For every line in the records that has the word "placeholder", make a copy.

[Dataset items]
──────

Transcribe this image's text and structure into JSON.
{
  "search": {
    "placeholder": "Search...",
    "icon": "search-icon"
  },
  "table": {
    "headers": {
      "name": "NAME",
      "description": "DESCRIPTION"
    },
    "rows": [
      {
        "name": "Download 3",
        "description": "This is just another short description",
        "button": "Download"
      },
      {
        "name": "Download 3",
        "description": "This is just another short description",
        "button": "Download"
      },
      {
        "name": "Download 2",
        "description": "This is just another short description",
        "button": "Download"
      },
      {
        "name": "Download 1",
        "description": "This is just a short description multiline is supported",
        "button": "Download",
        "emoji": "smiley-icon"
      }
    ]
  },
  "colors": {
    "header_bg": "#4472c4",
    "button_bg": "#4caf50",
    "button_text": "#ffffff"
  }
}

──────

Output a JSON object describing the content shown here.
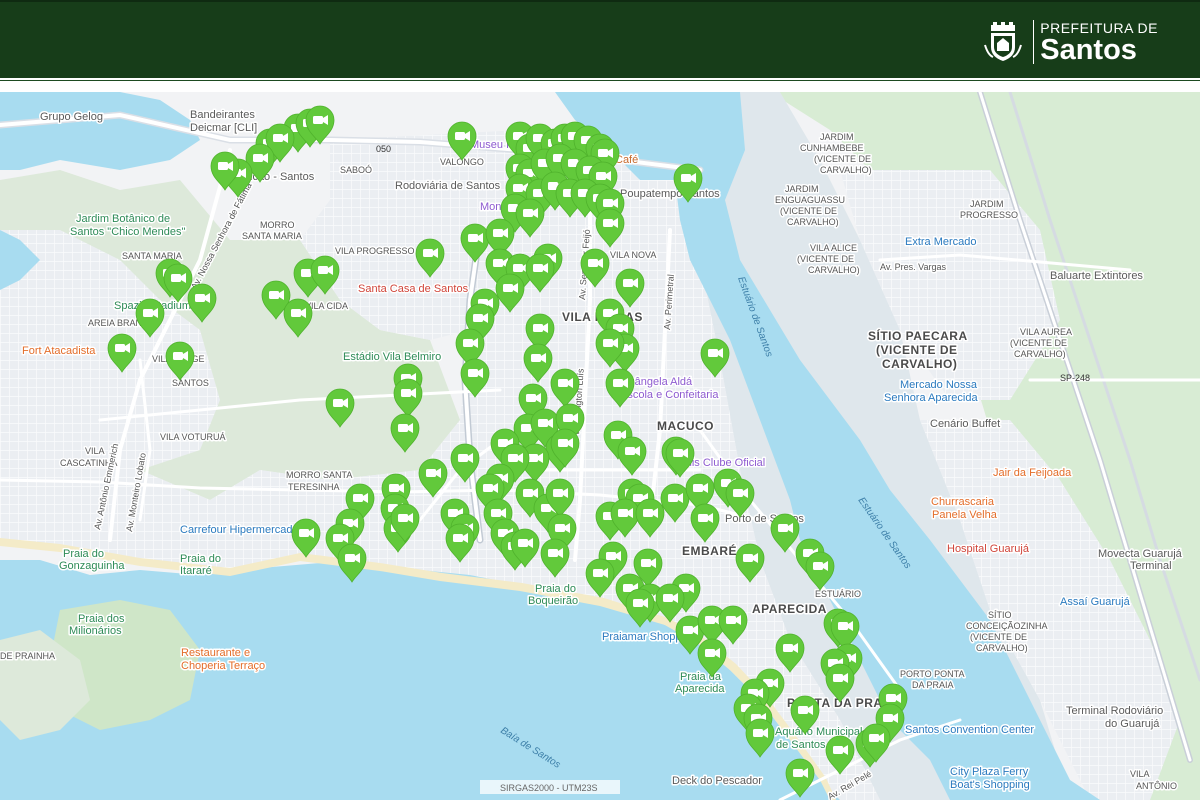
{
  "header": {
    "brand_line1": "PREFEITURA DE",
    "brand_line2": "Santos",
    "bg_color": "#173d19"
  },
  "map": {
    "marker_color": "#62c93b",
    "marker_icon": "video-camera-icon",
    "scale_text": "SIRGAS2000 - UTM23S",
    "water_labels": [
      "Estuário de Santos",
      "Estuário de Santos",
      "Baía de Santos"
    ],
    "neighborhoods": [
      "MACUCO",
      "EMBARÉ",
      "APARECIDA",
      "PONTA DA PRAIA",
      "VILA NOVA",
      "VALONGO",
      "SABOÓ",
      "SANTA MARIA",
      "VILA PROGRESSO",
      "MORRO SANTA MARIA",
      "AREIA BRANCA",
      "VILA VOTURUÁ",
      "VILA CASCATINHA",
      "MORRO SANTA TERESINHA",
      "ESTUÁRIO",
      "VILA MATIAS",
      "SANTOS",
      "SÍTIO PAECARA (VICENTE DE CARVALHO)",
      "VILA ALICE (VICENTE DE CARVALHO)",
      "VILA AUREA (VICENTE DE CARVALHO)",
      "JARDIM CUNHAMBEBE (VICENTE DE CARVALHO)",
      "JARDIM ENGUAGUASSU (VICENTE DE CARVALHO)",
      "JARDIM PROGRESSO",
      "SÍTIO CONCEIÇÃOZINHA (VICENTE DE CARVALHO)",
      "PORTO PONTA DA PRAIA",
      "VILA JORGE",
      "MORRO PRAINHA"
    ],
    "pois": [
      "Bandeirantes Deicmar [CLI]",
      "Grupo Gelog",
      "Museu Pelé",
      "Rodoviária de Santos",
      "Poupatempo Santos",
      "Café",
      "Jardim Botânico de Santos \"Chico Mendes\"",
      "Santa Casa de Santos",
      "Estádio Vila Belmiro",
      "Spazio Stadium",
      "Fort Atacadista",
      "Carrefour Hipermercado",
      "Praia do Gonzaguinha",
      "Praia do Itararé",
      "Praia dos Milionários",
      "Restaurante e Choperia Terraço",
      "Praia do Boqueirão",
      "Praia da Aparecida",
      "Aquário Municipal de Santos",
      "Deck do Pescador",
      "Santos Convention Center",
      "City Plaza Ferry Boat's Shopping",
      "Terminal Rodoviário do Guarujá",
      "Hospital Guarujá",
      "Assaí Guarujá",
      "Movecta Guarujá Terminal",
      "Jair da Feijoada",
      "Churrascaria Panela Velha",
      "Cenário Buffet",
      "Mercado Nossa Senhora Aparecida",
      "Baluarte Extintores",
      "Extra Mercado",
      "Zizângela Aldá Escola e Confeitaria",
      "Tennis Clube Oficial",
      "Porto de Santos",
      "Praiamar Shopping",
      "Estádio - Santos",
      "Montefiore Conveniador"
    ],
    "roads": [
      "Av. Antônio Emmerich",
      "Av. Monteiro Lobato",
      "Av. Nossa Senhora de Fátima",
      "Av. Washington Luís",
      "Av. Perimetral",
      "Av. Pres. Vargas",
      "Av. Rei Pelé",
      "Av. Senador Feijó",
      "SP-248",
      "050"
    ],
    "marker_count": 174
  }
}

──────

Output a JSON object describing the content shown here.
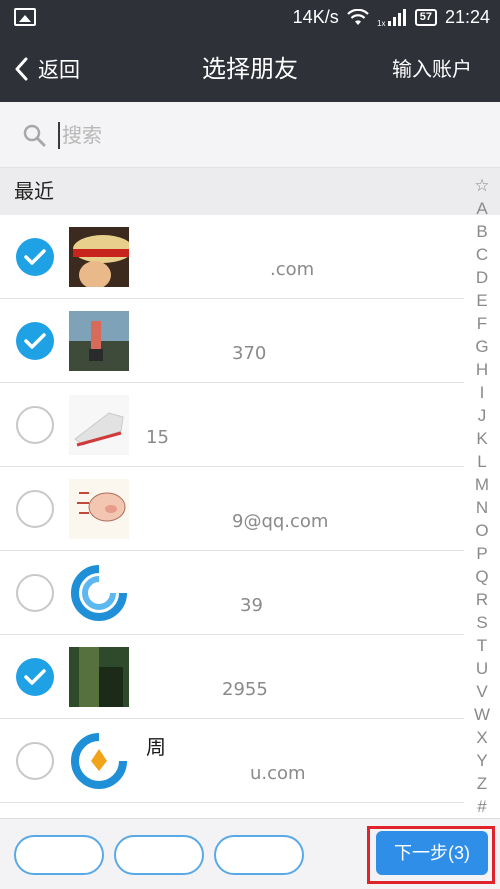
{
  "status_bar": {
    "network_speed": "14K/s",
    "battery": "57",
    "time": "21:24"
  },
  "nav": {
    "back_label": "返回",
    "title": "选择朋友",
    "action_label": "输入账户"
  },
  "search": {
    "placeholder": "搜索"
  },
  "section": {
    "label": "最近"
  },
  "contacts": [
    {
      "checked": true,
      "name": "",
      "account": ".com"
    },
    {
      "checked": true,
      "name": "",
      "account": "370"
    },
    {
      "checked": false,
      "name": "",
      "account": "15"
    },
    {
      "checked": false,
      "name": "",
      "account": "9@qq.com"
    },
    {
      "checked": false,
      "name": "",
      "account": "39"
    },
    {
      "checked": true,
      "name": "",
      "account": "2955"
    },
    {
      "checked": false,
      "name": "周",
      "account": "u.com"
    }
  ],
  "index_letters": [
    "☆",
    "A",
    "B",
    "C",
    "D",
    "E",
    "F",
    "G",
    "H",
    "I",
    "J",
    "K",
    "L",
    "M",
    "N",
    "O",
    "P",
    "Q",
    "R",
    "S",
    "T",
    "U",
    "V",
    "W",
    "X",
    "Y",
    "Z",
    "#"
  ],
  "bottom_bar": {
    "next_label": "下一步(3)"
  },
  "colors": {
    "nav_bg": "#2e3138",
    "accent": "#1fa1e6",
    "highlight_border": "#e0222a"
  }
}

──────

### [Solution]
    "placeholder": "Search...",
    "placeholder": "搜索"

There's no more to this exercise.